# [Aim of the task]
Will you write out all the entries below exactly?
[start of Supplied material]
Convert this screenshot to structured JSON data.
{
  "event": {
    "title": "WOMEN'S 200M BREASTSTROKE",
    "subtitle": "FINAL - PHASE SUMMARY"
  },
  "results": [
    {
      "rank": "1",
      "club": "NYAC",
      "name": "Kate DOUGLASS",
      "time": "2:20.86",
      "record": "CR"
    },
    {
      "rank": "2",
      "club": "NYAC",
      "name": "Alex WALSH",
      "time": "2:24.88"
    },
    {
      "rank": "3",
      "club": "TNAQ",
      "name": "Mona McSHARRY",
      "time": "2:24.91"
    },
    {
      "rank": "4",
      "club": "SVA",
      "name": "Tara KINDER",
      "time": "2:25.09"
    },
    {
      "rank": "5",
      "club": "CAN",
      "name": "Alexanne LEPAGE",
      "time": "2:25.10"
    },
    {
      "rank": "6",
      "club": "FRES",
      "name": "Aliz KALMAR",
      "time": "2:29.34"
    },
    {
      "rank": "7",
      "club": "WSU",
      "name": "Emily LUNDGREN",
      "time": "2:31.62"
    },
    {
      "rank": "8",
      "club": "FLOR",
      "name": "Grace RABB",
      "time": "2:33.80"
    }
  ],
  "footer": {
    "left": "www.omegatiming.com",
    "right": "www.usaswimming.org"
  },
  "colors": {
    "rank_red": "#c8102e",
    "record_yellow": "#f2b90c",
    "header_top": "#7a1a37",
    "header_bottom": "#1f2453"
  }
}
[end of Supplied material]
# [Result below]
Convert this screenshot to structured JSON data.
{
  "event": {
    "title": "WOMEN'S 200M BREASTSTROKE",
    "subtitle": "FINAL - PHASE SUMMARY"
  },
  "results": [
    {
      "rank": "1",
      "club": "NYAC",
      "name": "Kate DOUGLASS",
      "time": "2:20.86",
      "record": "CR"
    },
    {
      "rank": "2",
      "club": "NYAC",
      "name": "Alex WALSH",
      "time": "2:24.88"
    },
    {
      "rank": "3",
      "club": "TNAQ",
      "name": "Mona McSHARRY",
      "time": "2:24.91"
    },
    {
      "rank": "4",
      "club": "SVA",
      "name": "Tara KINDER",
      "time": "2:25.09"
    },
    {
      "rank": "5",
      "club": "CAN",
      "name": "Alexanne LEPAGE",
      "time": "2:25.10"
    },
    {
      "rank": "6",
      "club": "FRES",
      "name": "Aliz KALMAR",
      "time": "2:29.34"
    },
    {
      "rank": "7",
      "club": "WSU",
      "name": "Emily LUNDGREN",
      "time": "2:31.62"
    },
    {
      "rank": "8",
      "club": "FLOR",
      "name": "Grace RABB",
      "time": "2:33.80"
    }
  ],
  "footer": {
    "left": "www.omegatiming.com",
    "right": "www.usaswimming.org"
  },
  "colors": {
    "rank_red": "#c8102e",
    "record_yellow": "#f2b90c",
    "header_top": "#7a1a37",
    "header_bottom": "#1f2453"
  }
}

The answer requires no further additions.